* BEGIN Supplied data *

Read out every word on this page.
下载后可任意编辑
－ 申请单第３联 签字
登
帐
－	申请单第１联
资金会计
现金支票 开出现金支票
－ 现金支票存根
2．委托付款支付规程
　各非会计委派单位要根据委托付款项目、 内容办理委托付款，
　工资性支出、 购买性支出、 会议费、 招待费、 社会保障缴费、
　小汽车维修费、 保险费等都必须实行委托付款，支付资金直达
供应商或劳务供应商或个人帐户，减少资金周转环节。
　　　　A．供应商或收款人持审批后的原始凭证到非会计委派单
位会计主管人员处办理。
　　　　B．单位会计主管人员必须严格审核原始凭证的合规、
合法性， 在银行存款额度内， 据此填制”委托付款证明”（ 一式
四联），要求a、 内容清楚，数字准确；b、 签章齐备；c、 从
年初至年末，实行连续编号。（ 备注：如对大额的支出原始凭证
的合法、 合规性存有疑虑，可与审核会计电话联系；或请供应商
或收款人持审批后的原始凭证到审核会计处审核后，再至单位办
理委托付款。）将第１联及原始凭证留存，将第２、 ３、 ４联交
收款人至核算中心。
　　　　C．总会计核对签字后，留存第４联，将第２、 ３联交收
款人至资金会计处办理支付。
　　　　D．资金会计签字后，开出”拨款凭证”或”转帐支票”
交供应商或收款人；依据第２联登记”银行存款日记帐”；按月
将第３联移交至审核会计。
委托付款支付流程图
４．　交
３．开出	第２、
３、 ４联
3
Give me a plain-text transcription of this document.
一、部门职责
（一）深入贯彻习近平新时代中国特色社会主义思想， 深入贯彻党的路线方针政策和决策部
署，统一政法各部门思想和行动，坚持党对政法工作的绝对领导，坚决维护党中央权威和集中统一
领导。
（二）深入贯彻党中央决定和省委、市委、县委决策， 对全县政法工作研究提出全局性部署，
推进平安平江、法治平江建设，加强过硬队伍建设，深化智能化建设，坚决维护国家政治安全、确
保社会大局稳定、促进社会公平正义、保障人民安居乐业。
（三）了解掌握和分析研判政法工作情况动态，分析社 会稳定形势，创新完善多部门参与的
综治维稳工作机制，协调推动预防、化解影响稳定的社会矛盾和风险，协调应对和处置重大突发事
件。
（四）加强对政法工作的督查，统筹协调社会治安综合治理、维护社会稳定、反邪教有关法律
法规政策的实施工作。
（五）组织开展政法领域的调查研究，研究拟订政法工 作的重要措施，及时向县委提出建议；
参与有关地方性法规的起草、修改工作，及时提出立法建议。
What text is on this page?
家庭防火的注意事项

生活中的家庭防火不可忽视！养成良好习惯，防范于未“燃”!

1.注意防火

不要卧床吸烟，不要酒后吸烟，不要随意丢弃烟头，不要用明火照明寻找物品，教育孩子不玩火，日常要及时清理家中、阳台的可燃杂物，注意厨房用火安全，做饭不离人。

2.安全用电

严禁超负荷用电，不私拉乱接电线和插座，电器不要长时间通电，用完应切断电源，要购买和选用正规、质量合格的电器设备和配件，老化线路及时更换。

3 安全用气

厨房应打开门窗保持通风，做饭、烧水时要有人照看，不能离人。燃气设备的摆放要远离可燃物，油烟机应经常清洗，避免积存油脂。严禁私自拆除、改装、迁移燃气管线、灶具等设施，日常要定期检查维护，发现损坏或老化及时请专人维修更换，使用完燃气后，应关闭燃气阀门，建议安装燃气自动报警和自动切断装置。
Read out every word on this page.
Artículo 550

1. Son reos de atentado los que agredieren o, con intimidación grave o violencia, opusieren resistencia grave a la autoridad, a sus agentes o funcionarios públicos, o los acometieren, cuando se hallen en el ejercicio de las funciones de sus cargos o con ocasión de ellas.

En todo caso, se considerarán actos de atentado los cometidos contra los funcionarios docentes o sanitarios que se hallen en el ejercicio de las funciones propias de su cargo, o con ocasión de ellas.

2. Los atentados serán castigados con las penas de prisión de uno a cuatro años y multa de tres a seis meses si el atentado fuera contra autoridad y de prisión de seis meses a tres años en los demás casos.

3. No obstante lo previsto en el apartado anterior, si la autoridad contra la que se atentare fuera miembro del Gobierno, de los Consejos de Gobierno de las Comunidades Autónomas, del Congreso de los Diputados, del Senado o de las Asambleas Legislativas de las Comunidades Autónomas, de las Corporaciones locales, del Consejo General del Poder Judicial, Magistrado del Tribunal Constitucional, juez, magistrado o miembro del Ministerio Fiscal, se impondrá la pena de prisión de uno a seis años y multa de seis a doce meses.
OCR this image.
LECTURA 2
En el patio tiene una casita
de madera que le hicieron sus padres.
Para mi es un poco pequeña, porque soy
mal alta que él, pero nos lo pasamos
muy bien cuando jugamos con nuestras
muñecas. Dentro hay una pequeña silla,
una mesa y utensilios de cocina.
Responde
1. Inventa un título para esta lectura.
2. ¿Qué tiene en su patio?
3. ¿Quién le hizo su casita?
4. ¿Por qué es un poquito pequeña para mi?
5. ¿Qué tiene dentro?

* END Supplied data *

## Your instructions
Your task is to repeat each line of the material exactly.

## Response
Read out every word on this page.
下载后可任意编辑
－ 申请单第３联 签字
登
帐
－	申请单第１联
资金会计
现金支票 开出现金支票
－ 现金支票存根
2．委托付款支付规程
　各非会计委派单位要根据委托付款项目、 内容办理委托付款，
　工资性支出、 购买性支出、 会议费、 招待费、 社会保障缴费、
　小汽车维修费、 保险费等都必须实行委托付款，支付资金直达
供应商或劳务供应商或个人帐户，减少资金周转环节。
　　　　A．供应商或收款人持审批后的原始凭证到非会计委派单
位会计主管人员处办理。
　　　　B．单位会计主管人员必须严格审核原始凭证的合规、
合法性， 在银行存款额度内， 据此填制”委托付款证明”（ 一式
四联），要求a、 内容清楚，数字准确；b、 签章齐备；c、 从
年初至年末，实行连续编号。（ 备注：如对大额的支出原始凭证
的合法、 合规性存有疑虑，可与审核会计电话联系；或请供应商
或收款人持审批后的原始凭证到审核会计处审核后，再至单位办
理委托付款。）将第１联及原始凭证留存，将第２、 ３、 ４联交
收款人至核算中心。
　　　　C．总会计核对签字后，留存第４联，将第２、 ３联交收
款人至资金会计处办理支付。
　　　　D．资金会计签字后，开出”拨款凭证”或”转帐支票”
交供应商或收款人；依据第２联登记”银行存款日记帐”；按月
将第３联移交至审核会计。
委托付款支付流程图
４．　交
３．开出	第２、
３、 ４联
3
Give me a plain-text transcription of this document.
一、部门职责
（一）深入贯彻习近平新时代中国特色社会主义思想， 深入贯彻党的路线方针政策和决策部
署，统一政法各部门思想和行动，坚持党对政法工作的绝对领导，坚决维护党中央权威和集中统一
领导。
（二）深入贯彻党中央决定和省委、市委、县委决策， 对全县政法工作研究提出全局性部署，
推进平安平江、法治平江建设，加强过硬队伍建设，深化智能化建设，坚决维护国家政治安全、确
保社会大局稳定、促进社会公平正义、保障人民安居乐业。
（三）了解掌握和分析研判政法工作情况动态，分析社 会稳定形势，创新完善多部门参与的
综治维稳工作机制，协调推动预防、化解影响稳定的社会矛盾和风险，协调应对和处置重大突发事
件。
（四）加强对政法工作的督查，统筹协调社会治安综合治理、维护社会稳定、反邪教有关法律
法规政策的实施工作。
（五）组织开展政法领域的调查研究，研究拟订政法工 作的重要措施，及时向县委提出建议；
参与有关地方性法规的起草、修改工作，及时提出立法建议。
What text is on this page?
家庭防火的注意事项

生活中的家庭防火不可忽视！养成良好习惯，防范于未“燃”!

1.注意防火

不要卧床吸烟，不要酒后吸烟，不要随意丢弃烟头，不要用明火照明寻找物品，教育孩子不玩火，日常要及时清理家中、阳台的可燃杂物，注意厨房用火安全，做饭不离人。

2.安全用电

严禁超负荷用电，不私拉乱接电线和插座，电器不要长时间通电，用完应切断电源，要购买和选用正规、质量合格的电器设备和配件，老化线路及时更换。

3 安全用气

厨房应打开门窗保持通风，做饭、烧水时要有人照看，不能离人。燃气设备的摆放要远离可燃物，油烟机应经常清洗，避免积存油脂。严禁私自拆除、改装、迁移燃气管线、灶具等设施，日常要定期检查维护，发现损坏或老化及时请专人维修更换，使用完燃气后，应关闭燃气阀门，建议安装燃气自动报警和自动切断装置。
Read out every word on this page.
Artículo 550

1. Son reos de atentado los que agredieren o, con intimidación grave o violencia, opusieren resistencia grave a la autoridad, a sus agentes o funcionarios públicos, o los acometieren, cuando se hallen en el ejercicio de las funciones de sus cargos o con ocasión de ellas.

En todo caso, se considerarán actos de atentado los cometidos contra los funcionarios docentes o sanitarios que se hallen en el ejercicio de las funciones propias de su cargo, o con ocasión de ellas.

2. Los atentados serán castigados con las penas de prisión de uno a cuatro años y multa de tres a seis meses si el atentado fuera contra autoridad y de prisión de seis meses a tres años en los demás casos.

3. No obstante lo previsto en el apartado anterior, si la autoridad contra la que se atentare fuera miembro del Gobierno, de los Consejos de Gobierno de las Comunidades Autónomas, del Congreso de los Diputados, del Senado o de las Asambleas Legislativas de las Comunidades Autónomas, de las Corporaciones locales, del Consejo General del Poder Judicial, Magistrado del Tribunal Constitucional, juez, magistrado o miembro del Ministerio Fiscal, se impondrá la pena de prisión de uno a seis años y multa de seis a doce meses.
OCR this image.
LECTURA 2
En el patio tiene una casita
de madera que le hicieron sus padres.
Para mi es un poco pequeña, porque soy
mal alta que él, pero nos lo pasamos
muy bien cuando jugamos con nuestras
muñecas. Dentro hay una pequeña silla,
una mesa y utensilios de cocina.
Responde
1. Inventa un título para esta lectura.
2. ¿Qué tiene en su patio?
3. ¿Quién le hizo su casita?
4. ¿Por qué es un poquito pequeña para mi?
5. ¿Qué tiene dentro?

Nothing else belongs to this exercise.